Data listing ->
»»

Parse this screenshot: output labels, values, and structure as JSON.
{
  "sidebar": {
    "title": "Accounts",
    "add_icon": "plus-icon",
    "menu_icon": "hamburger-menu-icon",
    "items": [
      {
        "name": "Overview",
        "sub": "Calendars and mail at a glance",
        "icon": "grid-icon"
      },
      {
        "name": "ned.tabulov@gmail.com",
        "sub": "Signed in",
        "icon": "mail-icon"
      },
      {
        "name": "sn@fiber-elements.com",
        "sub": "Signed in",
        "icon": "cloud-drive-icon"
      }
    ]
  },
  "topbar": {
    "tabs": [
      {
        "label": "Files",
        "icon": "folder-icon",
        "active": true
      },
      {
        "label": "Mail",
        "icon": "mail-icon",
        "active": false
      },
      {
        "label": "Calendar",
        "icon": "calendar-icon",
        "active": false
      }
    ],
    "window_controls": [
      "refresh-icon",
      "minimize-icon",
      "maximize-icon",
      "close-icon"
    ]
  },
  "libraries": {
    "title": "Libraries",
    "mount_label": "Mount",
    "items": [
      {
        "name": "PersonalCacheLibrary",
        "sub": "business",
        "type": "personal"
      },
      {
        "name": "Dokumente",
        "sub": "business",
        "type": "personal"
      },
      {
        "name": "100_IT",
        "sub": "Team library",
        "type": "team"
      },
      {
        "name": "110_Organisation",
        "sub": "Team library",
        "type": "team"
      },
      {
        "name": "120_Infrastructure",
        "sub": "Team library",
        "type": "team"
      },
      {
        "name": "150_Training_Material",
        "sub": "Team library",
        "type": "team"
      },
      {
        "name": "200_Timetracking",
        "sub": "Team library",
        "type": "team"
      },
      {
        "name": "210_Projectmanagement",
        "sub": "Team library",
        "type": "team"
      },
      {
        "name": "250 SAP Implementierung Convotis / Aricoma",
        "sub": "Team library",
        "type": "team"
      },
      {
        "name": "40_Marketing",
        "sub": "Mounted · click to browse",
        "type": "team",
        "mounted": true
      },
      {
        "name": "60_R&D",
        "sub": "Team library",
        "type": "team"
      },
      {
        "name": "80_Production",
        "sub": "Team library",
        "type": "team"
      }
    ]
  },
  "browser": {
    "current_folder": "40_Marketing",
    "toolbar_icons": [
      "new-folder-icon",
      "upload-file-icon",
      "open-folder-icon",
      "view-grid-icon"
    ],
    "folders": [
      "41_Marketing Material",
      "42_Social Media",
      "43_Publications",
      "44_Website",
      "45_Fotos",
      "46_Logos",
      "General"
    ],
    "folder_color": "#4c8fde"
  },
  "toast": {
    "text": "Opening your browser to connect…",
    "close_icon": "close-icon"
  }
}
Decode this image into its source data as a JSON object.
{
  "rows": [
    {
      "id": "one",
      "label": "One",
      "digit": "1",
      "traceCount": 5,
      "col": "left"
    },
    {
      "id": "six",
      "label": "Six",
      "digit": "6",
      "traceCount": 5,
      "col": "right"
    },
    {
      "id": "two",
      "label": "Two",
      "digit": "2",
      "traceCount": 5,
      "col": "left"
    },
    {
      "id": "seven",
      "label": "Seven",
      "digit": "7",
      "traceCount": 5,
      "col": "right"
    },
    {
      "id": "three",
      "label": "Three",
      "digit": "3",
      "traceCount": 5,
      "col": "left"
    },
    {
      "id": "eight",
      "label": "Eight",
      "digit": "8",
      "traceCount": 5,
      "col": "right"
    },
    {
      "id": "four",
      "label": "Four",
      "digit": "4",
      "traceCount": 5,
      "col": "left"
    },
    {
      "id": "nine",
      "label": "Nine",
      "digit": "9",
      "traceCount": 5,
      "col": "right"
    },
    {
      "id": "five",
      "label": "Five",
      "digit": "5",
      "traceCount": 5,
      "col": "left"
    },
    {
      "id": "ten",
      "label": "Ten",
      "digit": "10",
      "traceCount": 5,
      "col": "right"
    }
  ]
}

««

Written exercise -> Reproduce the data shown above exactly.

Full answer ->
Parse this screenshot: output labels, values, and structure as JSON.
{
  "sidebar": {
    "title": "Accounts",
    "add_icon": "plus-icon",
    "menu_icon": "hamburger-menu-icon",
    "items": [
      {
        "name": "Overview",
        "sub": "Calendars and mail at a glance",
        "icon": "grid-icon"
      },
      {
        "name": "ned.tabulov@gmail.com",
        "sub": "Signed in",
        "icon": "mail-icon"
      },
      {
        "name": "sn@fiber-elements.com",
        "sub": "Signed in",
        "icon": "cloud-drive-icon"
      }
    ]
  },
  "topbar": {
    "tabs": [
      {
        "label": "Files",
        "icon": "folder-icon",
        "active": true
      },
      {
        "label": "Mail",
        "icon": "mail-icon",
        "active": false
      },
      {
        "label": "Calendar",
        "icon": "calendar-icon",
        "active": false
      }
    ],
    "window_controls": [
      "refresh-icon",
      "minimize-icon",
      "maximize-icon",
      "close-icon"
    ]
  },
  "libraries": {
    "title": "Libraries",
    "mount_label": "Mount",
    "items": [
      {
        "name": "PersonalCacheLibrary",
        "sub": "business",
        "type": "personal"
      },
      {
        "name": "Dokumente",
        "sub": "business",
        "type": "personal"
      },
      {
        "name": "100_IT",
        "sub": "Team library",
        "type": "team"
      },
      {
        "name": "110_Organisation",
        "sub": "Team library",
        "type": "team"
      },
      {
        "name": "120_Infrastructure",
        "sub": "Team library",
        "type": "team"
      },
      {
        "name": "150_Training_Material",
        "sub": "Team library",
        "type": "team"
      },
      {
        "name": "200_Timetracking",
        "sub": "Team library",
        "type": "team"
      },
      {
        "name": "210_Projectmanagement",
        "sub": "Team library",
        "type": "team"
      },
      {
        "name": "250 SAP Implementierung Convotis / Aricoma",
        "sub": "Team library",
        "type": "team"
      },
      {
        "name": "40_Marketing",
        "sub": "Mounted · click to browse",
        "type": "team",
        "mounted": true
      },
      {
        "name": "60_R&D",
        "sub": "Team library",
        "type": "team"
      },
      {
        "name": "80_Production",
        "sub": "Team library",
        "type": "team"
      }
    ]
  },
  "browser": {
    "current_folder": "40_Marketing",
    "toolbar_icons": [
      "new-folder-icon",
      "upload-file-icon",
      "open-folder-icon",
      "view-grid-icon"
    ],
    "folders": [
      "41_Marketing Material",
      "42_Social Media",
      "43_Publications",
      "44_Website",
      "45_Fotos",
      "46_Logos",
      "General"
    ],
    "folder_color": "#4c8fde"
  },
  "toast": {
    "text": "Opening your browser to connect…",
    "close_icon": "close-icon"
  }
}
Decode this image into its source data as a JSON object.
{
  "rows": [
    {
      "id": "one",
      "label": "One",
      "digit": "1",
      "traceCount": 5,
      "col": "left"
    },
    {
      "id": "six",
      "label": "Six",
      "digit": "6",
      "traceCount": 5,
      "col": "right"
    },
    {
      "id": "two",
      "label": "Two",
      "digit": "2",
      "traceCount": 5,
      "col": "left"
    },
    {
      "id": "seven",
      "label": "Seven",
      "digit": "7",
      "traceCount": 5,
      "col": "right"
    },
    {
      "id": "three",
      "label": "Three",
      "digit": "3",
      "traceCount": 5,
      "col": "left"
    },
    {
      "id": "eight",
      "label": "Eight",
      "digit": "8",
      "traceCount": 5,
      "col": "right"
    },
    {
      "id": "four",
      "label": "Four",
      "digit": "4",
      "traceCount": 5,
      "col": "left"
    },
    {
      "id": "nine",
      "label": "Nine",
      "digit": "9",
      "traceCount": 5,
      "col": "right"
    },
    {
      "id": "five",
      "label": "Five",
      "digit": "5",
      "traceCount": 5,
      "col": "left"
    },
    {
      "id": "ten",
      "label": "Ten",
      "digit": "10",
      "traceCount": 5,
      "col": "right"
    }
  ]
}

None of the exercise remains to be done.